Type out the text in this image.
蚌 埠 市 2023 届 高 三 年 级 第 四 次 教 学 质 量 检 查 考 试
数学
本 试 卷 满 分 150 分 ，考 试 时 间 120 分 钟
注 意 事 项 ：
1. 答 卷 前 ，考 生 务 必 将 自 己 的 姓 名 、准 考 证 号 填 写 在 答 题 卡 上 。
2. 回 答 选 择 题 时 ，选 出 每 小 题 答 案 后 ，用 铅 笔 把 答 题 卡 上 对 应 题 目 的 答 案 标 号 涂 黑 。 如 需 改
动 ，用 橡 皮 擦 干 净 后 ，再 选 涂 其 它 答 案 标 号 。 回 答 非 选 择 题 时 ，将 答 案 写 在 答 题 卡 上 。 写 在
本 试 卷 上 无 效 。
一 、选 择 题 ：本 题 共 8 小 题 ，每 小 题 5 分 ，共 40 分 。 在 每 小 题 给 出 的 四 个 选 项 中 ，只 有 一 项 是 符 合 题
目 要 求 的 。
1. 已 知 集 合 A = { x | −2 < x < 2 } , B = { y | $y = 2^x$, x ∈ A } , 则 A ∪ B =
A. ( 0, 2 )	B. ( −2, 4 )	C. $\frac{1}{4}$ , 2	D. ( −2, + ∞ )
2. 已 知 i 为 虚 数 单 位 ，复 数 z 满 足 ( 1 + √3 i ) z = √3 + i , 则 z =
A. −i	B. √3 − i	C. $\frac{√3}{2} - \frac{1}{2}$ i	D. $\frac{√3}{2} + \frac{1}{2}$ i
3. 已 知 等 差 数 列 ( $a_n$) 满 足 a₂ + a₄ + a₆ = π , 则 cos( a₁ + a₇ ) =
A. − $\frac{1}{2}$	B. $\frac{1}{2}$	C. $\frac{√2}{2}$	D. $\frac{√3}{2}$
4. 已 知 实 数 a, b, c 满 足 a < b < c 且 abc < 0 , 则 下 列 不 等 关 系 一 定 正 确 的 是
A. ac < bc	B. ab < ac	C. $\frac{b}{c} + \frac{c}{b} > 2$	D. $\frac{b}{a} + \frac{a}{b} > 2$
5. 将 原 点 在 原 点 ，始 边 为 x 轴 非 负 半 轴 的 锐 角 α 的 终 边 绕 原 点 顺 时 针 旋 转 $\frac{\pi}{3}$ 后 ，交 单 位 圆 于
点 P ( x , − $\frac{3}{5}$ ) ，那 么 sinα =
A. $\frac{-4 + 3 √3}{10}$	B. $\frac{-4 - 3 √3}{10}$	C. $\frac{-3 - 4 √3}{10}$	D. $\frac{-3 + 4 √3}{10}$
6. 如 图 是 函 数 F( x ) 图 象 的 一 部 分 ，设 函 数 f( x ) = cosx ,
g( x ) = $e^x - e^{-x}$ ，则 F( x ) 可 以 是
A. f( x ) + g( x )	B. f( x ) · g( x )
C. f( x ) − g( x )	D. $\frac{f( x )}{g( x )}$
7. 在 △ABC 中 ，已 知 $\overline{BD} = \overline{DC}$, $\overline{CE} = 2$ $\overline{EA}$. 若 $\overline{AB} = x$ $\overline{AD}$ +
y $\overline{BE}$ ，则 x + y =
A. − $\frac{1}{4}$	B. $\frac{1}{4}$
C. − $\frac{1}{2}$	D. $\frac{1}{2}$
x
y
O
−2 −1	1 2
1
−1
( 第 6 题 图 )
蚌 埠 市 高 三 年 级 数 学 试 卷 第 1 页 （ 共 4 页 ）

================

■ REQUEST ■
Find every line in the records that has the string "overline", then state how many there are and nothing else.

■ TASK RESPONSE ■
2